▸ WORK TO BE COMPLETED: From the records, pick out and copy each line containing "senza".

[Stored records]
******************************
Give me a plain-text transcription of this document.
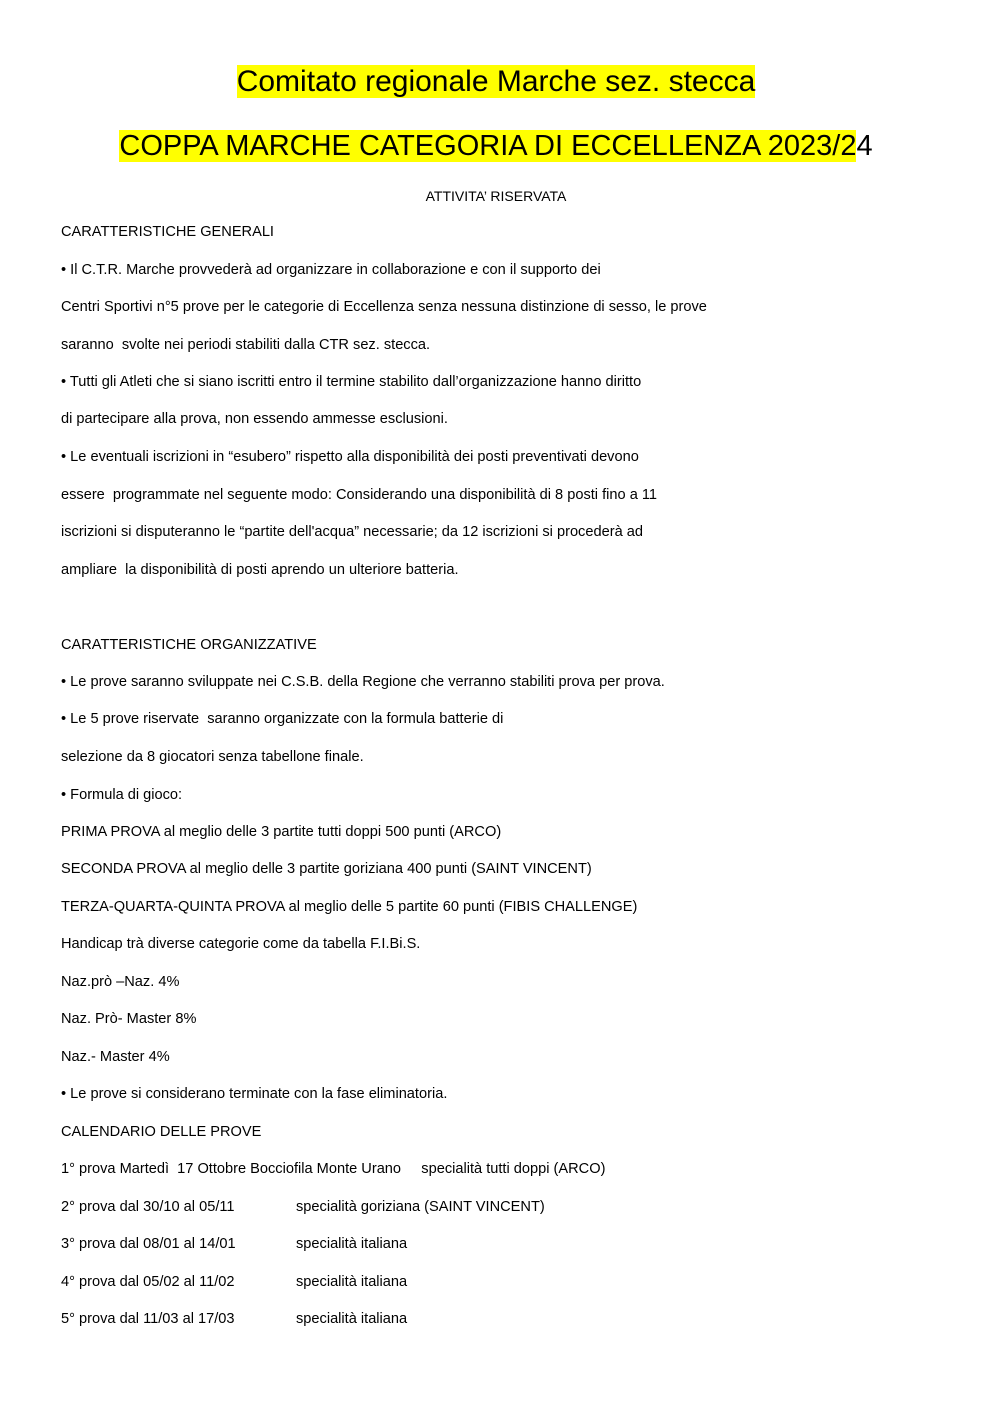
Comitato regionale Marche sez. stecca
COPPA MARCHE CATEGORIA DI ECCELLENZA 2023/24
ATTIVITA’ RISERVATA
CARATTERISTICHE GENERALI
• Il C.T.R. Marche provvederà ad organizzare in collaborazione e con il supporto dei
Centri Sportivi n°5 prove per le categorie di Eccellenza senza nessuna distinzione di sesso, le prove
saranno  svolte nei periodi stabiliti dalla CTR sez. stecca.
• Tutti gli Atleti che si siano iscritti entro il termine stabilito dall’organizzazione hanno diritto
di partecipare alla prova, non essendo ammesse esclusioni.
• Le eventuali iscrizioni in “esubero” rispetto alla disponibilità dei posti preventivati devono
essere  programmate nel seguente modo: Considerando una disponibilità di 8 posti fino a 11
iscrizioni si disputeranno le “partite dell'acqua” necessarie; da 12 iscrizioni si procederà ad
ampliare  la disponibilità di posti aprendo un ulteriore batteria.
CARATTERISTICHE ORGANIZZATIVE
• Le prove saranno sviluppate nei C.S.B. della Regione che verranno stabiliti prova per prova.
• Le 5 prove riservate  saranno organizzate con la formula batterie di
selezione da 8 giocatori senza tabellone finale.
• Formula di gioco:
PRIMA PROVA al meglio delle 3 partite tutti doppi 500 punti (ARCO)
SECONDA PROVA al meglio delle 3 partite goriziana 400 punti (SAINT VINCENT)
TERZA-QUARTA-QUINTA PROVA al meglio delle 5 partite 60 punti (FIBIS CHALLENGE)
Handicap trà diverse categorie come da tabella F.I.Bi.S.
Naz.prò –Naz. 4%
Naz. Prò- Master 8%
Naz.- Master 4%
• Le prove si considerano terminate con la fase eliminatoria.
CALENDARIO DELLE PROVE
1° prova Martedì  17 Ottobre Bocciofila Monte Urano     specialità tutti doppi (ARCO)
2° prova dal 30/10 al 05/11	specialità goriziana (SAINT VINCENT)
3° prova dal 08/01 al 14/01	specialità italiana
4° prova dal 05/02 al 11/02	specialità italiana
5° prova dal 11/03 al 17/03	specialità italiana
******************************
▸ ANSWER IN FULL:
Centri Sportivi n°5 prove per le categorie di Eccellenza senza nessuna distinzione di sesso, le prove
selezione da 8 giocatori senza tabellone finale.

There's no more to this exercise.